Trolley Books
- Founded: 2001
- Founder: Gigi Giannuzzi
- Country of origin: United Kingdom
- Headquarters location: London
- Distribution: Innovative Logistics (US) Orca Book Services (UK)
- Publication types: Books
- Nonfiction topics: art and photography
- Official website: www.trolleybooks.com

= Trolley Books =

Trolley Books is an independent UK publisher, specialising in art and photography books. Areas covered by Trolley include social reportage, photojournalism/current affairs and contemporary art and architecture.

Founded in September 2001 by Gigi Giannuzzi and based in Fitzrovia, London, Trolley Books concentrates on producing documentary photography books. It is "known for its controversial and left-of-centre exhibitions and photography and art books"

Trolley Books is the publishing arm of a family that also includes the Trolley Charitable Trust, whose aim is to support long term photographic projects which result in a Trolley publication, and TJ Boulting, the exhibition space on Riding House Street run by directors Gigi Giannuzzi and Hannah Watson.

··········

EXERCISE TASKS:
• A. Answer these questions from the Trolley Books entry.
(i) In which month of 2001 was Trolley Books founded?
(ii) Which company handles distribution in the UK?
(iii) On which street is the TJ Boulting exhibition space?
• B. Copy word for word the stretch of the Trolley Books entry from "Trolley Books is an" through "and Hannah Watson.".

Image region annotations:
··········

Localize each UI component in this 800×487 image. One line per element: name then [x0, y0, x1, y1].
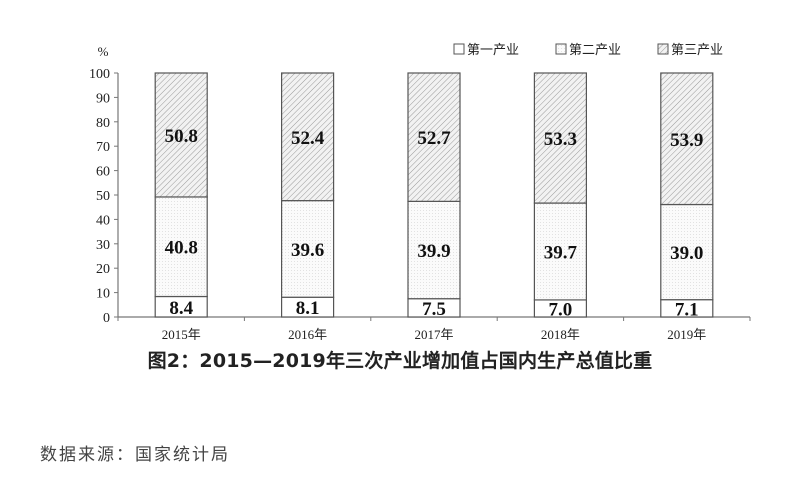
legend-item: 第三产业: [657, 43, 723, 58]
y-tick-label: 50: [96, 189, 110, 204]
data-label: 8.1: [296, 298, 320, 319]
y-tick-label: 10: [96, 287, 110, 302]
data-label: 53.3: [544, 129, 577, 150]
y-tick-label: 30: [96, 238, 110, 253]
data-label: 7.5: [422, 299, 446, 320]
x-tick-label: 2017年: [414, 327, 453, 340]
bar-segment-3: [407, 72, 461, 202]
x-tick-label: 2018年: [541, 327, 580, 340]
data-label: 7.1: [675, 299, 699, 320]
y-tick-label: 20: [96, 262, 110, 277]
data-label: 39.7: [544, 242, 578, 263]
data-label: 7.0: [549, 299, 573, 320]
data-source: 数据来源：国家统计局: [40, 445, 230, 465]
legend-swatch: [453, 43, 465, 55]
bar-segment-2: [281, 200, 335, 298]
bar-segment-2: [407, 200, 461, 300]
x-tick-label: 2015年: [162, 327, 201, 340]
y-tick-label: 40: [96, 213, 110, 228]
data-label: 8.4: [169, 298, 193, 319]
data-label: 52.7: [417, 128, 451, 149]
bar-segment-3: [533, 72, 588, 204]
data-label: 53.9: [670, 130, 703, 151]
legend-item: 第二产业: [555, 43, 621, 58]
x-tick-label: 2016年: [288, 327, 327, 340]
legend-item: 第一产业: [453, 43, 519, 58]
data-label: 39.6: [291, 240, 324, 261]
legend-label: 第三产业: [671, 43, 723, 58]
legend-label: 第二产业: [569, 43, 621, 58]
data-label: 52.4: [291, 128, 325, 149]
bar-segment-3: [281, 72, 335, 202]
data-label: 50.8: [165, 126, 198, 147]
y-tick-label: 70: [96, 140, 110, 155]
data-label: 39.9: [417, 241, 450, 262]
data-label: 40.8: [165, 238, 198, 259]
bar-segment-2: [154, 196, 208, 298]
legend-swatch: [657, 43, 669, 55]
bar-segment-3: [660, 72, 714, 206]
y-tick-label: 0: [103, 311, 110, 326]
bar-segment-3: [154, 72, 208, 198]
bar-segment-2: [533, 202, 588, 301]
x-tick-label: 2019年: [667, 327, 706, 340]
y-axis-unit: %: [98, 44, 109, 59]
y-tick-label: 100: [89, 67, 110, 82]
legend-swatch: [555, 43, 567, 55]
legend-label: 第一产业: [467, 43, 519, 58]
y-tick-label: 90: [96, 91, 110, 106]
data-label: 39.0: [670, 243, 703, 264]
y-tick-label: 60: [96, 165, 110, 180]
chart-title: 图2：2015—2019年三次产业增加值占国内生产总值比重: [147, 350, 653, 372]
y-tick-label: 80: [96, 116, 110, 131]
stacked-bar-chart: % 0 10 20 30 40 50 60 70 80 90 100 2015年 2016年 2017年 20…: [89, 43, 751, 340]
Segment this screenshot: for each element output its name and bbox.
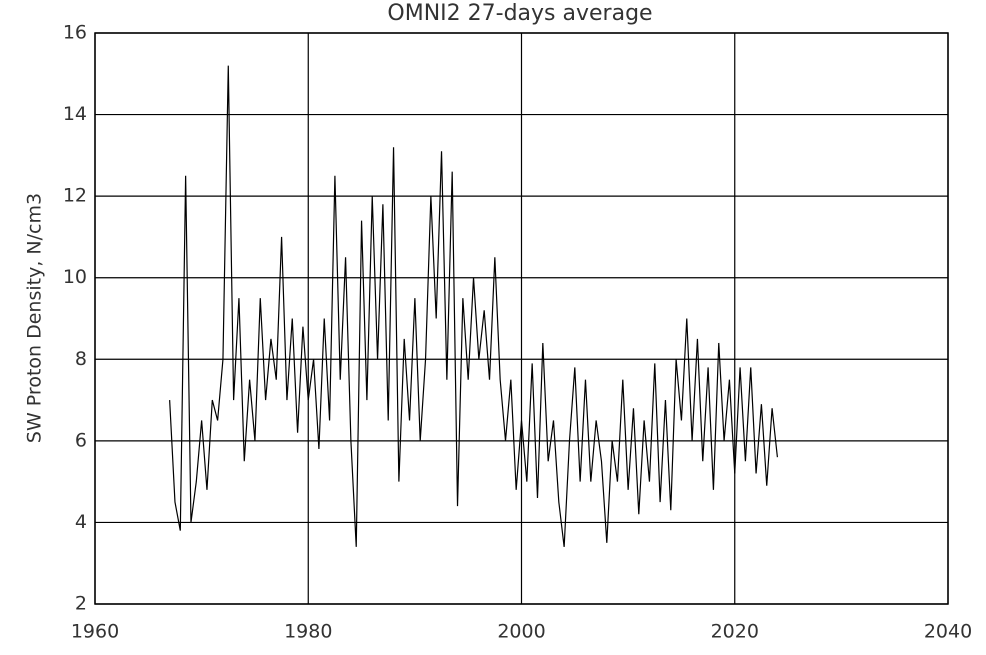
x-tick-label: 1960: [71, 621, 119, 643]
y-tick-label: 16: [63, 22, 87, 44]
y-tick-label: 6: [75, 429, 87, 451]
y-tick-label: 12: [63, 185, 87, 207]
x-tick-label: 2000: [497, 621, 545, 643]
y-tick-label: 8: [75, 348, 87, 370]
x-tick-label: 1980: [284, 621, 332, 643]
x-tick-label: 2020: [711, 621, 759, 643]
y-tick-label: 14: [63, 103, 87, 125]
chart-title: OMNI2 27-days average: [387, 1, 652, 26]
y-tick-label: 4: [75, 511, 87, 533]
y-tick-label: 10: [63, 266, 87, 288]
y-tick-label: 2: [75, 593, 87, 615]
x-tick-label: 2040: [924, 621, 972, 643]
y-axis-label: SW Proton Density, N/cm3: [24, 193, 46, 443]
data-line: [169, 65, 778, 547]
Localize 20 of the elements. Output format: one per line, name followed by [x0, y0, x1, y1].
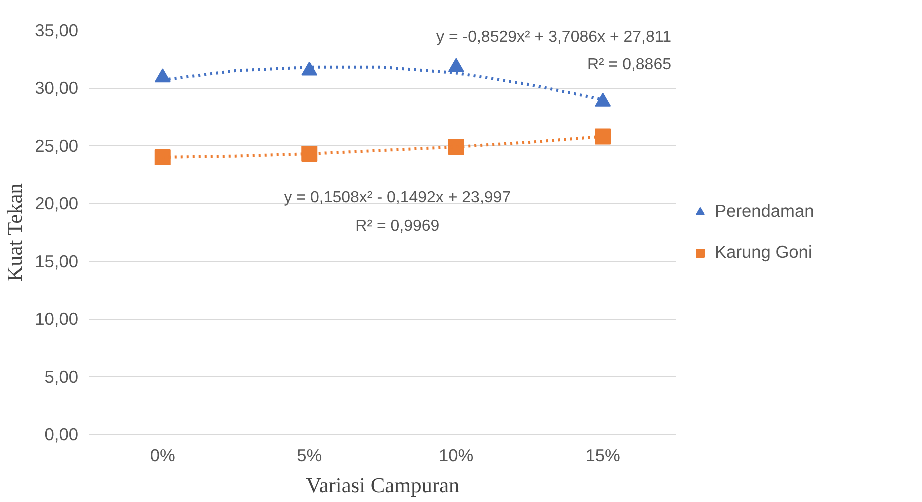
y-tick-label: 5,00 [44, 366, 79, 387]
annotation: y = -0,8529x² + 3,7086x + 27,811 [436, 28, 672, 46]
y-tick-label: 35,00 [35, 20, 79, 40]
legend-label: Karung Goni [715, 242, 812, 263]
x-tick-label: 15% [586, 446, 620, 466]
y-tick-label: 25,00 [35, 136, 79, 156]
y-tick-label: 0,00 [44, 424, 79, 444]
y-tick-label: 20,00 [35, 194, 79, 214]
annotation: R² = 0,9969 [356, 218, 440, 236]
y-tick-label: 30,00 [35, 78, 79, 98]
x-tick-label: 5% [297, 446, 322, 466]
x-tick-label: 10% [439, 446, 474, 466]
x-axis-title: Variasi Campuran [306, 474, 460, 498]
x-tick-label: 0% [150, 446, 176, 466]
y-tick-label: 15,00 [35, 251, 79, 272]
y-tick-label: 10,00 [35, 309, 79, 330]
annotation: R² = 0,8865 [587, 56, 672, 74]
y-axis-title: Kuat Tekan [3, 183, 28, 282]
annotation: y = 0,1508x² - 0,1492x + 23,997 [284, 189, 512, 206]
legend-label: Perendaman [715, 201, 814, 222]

··········

SOLUTION SET:
• A.
(i) September
(ii) Orca Book Services
(iii) Riding House Street

• B.
Trolley Books is an independent UK publisher, specialising in art and photography books. Areas covered by Trolley include social reportage, photojournalism/current affairs and contemporary art and architecture.

Founded in September 2001 by Gigi Giannuzzi and based in Fitzrovia, London, Trolley Books concentrates on producing documentary photography books. It is "known for its controversial and left-of-centre exhibitions and photography and art books"

Trolley Books is the publishing arm of a family that also includes the Trolley Charitable Trust, whose aim is to support long term photographic projects which result in a Trolley publication, and TJ Boulting, the exhibition space on Riding House Street run by directors Gigi Giannuzzi and Hannah Watson.